▶ [Items]

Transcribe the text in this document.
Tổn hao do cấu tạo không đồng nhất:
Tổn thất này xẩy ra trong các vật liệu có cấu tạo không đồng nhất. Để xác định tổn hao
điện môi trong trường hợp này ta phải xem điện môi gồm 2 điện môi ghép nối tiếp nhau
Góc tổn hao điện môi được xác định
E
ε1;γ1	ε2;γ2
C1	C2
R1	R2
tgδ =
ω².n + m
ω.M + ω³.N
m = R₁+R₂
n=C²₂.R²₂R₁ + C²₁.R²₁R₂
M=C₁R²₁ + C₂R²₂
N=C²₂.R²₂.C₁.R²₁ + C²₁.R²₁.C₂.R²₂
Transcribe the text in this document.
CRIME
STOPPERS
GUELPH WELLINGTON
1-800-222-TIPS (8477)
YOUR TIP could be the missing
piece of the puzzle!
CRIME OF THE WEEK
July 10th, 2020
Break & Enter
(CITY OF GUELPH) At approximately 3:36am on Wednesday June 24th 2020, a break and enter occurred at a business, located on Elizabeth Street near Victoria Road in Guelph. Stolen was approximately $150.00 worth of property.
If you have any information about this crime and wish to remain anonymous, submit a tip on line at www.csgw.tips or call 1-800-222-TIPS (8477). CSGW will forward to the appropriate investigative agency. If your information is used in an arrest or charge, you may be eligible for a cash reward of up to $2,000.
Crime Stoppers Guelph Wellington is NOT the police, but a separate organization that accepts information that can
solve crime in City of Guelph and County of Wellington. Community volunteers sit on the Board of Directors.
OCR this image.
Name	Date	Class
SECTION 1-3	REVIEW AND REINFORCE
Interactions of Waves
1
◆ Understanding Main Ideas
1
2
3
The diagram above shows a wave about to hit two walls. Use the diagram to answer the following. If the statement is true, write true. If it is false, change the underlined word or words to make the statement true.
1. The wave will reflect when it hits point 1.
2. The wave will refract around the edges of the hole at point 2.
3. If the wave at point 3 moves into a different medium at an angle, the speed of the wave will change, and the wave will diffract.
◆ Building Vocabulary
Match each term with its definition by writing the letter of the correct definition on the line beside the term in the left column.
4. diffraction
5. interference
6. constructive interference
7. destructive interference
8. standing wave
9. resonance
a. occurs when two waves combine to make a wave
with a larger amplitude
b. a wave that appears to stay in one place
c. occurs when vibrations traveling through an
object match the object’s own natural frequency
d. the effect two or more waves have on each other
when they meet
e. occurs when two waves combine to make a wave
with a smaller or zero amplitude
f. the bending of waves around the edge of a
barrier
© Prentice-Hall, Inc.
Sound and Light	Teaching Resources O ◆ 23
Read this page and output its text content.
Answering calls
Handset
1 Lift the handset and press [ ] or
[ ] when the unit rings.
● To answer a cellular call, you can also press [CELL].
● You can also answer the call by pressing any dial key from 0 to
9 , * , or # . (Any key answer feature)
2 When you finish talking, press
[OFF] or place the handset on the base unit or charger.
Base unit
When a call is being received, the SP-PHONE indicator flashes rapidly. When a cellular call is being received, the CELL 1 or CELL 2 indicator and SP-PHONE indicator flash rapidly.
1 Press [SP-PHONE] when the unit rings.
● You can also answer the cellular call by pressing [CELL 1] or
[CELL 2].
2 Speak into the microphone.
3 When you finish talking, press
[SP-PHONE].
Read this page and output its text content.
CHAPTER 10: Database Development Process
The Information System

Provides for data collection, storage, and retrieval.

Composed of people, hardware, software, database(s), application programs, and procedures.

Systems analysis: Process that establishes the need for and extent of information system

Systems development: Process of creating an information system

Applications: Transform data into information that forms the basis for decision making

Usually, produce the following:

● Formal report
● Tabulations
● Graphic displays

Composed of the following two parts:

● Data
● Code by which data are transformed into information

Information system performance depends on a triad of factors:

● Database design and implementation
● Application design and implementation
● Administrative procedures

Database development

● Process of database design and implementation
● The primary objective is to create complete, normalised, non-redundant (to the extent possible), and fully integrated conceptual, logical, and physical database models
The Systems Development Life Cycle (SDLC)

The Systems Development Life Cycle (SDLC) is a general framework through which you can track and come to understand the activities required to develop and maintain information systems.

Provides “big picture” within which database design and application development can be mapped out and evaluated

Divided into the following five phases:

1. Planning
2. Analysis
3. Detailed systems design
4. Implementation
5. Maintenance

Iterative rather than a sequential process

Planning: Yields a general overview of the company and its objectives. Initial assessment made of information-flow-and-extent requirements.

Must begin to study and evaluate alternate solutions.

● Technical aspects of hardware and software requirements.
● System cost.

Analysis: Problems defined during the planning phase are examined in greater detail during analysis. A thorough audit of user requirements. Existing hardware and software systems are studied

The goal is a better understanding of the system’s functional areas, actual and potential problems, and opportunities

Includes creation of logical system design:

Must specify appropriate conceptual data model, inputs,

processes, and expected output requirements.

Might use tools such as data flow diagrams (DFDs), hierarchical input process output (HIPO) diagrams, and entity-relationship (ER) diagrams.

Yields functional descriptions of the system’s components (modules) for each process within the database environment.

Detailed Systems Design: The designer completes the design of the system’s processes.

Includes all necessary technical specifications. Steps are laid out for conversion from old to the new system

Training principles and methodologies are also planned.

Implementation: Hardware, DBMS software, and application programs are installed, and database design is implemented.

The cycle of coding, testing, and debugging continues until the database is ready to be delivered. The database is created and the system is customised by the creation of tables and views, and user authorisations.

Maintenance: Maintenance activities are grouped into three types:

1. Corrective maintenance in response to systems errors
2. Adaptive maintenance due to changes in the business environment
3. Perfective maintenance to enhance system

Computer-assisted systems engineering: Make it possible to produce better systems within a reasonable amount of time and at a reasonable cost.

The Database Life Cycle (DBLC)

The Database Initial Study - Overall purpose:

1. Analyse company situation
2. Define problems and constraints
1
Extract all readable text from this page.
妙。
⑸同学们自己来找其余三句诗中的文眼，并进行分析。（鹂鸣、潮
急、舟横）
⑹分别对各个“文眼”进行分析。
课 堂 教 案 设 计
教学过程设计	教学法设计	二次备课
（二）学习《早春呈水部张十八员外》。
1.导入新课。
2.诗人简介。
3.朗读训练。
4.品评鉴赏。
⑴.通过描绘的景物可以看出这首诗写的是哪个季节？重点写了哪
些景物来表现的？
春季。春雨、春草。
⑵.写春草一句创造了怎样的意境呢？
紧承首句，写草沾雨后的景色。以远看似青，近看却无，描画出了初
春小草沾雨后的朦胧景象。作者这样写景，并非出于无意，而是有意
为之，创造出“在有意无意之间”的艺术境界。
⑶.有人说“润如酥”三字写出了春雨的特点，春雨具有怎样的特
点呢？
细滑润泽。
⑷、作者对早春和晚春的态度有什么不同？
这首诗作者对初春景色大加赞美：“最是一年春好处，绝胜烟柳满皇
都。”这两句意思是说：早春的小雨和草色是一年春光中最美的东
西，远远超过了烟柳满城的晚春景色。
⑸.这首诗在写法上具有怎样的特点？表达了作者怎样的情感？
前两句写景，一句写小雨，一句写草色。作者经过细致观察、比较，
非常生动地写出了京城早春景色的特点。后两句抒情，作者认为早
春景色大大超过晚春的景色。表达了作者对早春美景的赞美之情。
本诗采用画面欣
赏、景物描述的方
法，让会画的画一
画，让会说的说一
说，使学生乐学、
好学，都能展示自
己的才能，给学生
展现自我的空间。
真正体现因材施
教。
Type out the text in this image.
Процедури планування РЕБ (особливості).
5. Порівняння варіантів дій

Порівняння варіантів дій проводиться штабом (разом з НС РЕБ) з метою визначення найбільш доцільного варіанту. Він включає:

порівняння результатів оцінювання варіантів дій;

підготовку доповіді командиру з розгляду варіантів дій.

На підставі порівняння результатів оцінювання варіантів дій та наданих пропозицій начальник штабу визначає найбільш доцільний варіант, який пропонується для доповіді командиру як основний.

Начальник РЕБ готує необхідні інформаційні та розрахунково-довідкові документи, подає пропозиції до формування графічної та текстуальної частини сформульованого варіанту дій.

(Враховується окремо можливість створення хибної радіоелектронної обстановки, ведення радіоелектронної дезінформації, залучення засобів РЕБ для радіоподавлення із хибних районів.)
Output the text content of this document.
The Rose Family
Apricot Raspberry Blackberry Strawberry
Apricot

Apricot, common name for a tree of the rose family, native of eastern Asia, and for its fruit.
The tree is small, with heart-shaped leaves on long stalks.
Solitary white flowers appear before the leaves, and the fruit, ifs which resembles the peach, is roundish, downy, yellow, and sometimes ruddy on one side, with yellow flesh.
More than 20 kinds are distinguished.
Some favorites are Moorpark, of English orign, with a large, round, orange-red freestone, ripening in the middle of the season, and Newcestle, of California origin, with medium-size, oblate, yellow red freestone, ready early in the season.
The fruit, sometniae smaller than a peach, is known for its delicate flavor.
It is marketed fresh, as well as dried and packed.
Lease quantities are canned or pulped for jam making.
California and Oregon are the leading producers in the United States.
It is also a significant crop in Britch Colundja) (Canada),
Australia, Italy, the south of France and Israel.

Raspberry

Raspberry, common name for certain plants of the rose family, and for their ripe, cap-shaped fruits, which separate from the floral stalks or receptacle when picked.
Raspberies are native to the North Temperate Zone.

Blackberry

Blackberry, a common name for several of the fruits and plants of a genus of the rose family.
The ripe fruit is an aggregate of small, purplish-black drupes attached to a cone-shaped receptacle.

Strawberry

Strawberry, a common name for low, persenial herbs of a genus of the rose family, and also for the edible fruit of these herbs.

▶ [To be done] Give the number of lines in the entries above that include the string "Initial". No other output is expected.

▶ [Written solution] 2